(THE TASK) Each line below should be retyped exactly, with no pictures.

## Start ENTRIES PROVIDED

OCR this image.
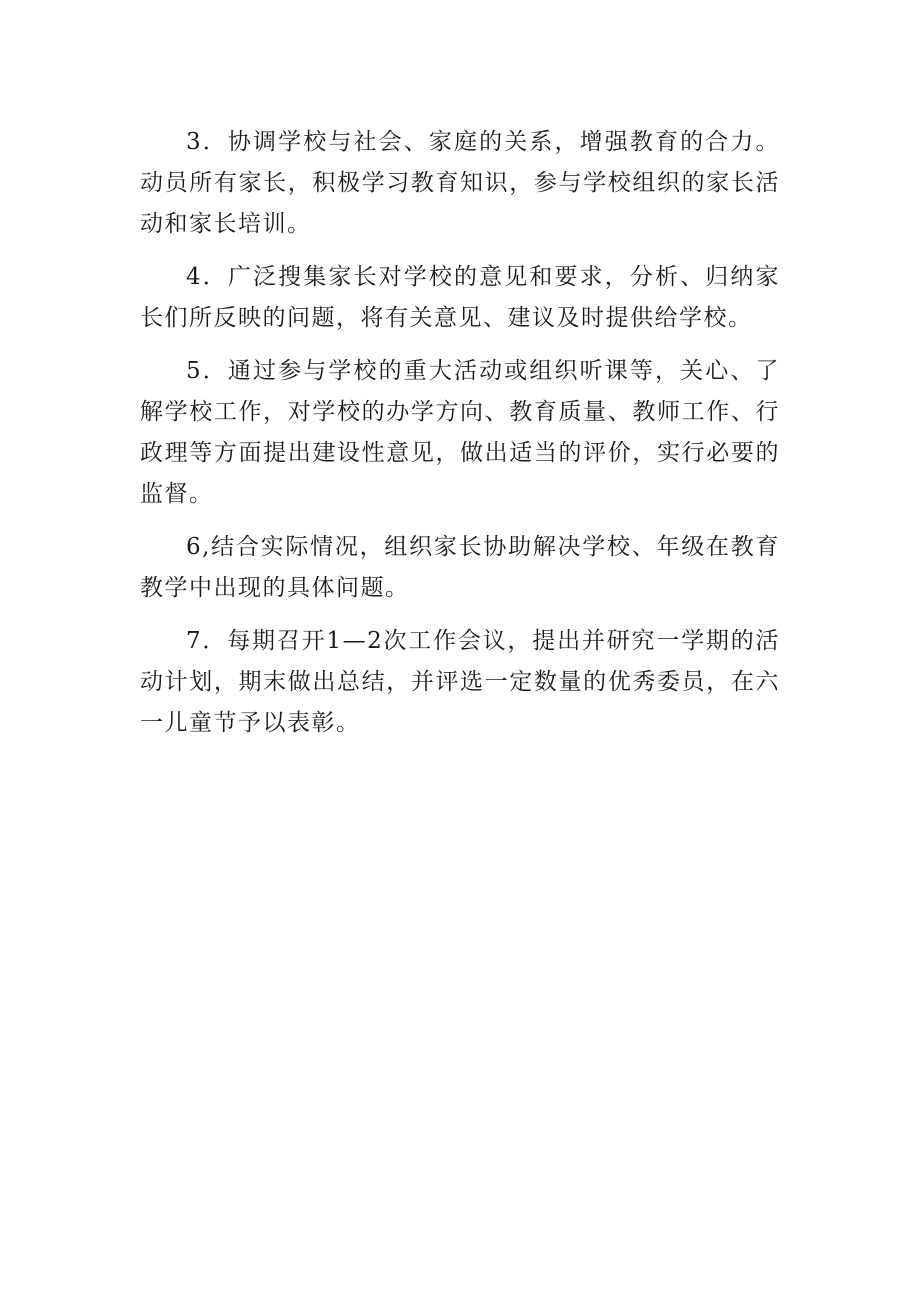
3．协调学校与社会、家庭的关系，增强教育的合力。动员所有家长，积极学习教育知识，参与学校组织的家长活动和家长培训。

4．广泛搜集家长对学校的意见和要求，分析、归纳家长们所反映的问题，将有关意见、建议及时提供给学校。

5．通过参与学校的重大活动或组织听课等，关心、了解学校工作，对学校的办学方向、教育质量、教师工作、行政理等方面提出建设性意见，做出适当的评价，实行必要的监督。

6,结合实际情况，组织家长协助解决学校、年级在教育教学中出现的具体问题。

7．每期召开1—2次工作会议，提出并研究一学期的活动计划，期末做出总结，并评选一定数量的优秀委员，在六一儿童节予以表彰。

## End ENTRIES PROVIDED

(SOLUTION TO THIS EXERCISE)
OCR this image.
3．协调学校与社会、家庭的关系，增强教育的合力。动员所有家长，积极学习教育知识，参与学校组织的家长活动和家长培训。

4．广泛搜集家长对学校的意见和要求，分析、归纳家长们所反映的问题，将有关意见、建议及时提供给学校。

5．通过参与学校的重大活动或组织听课等，关心、了解学校工作，对学校的办学方向、教育质量、教师工作、行政理等方面提出建设性意见，做出适当的评价，实行必要的监督。

6,结合实际情况，组织家长协助解决学校、年级在教育教学中出现的具体问题。

7．每期召开1—2次工作会议，提出并研究一学期的活动计划，期末做出总结，并评选一定数量的优秀委员，在六一儿童节予以表彰。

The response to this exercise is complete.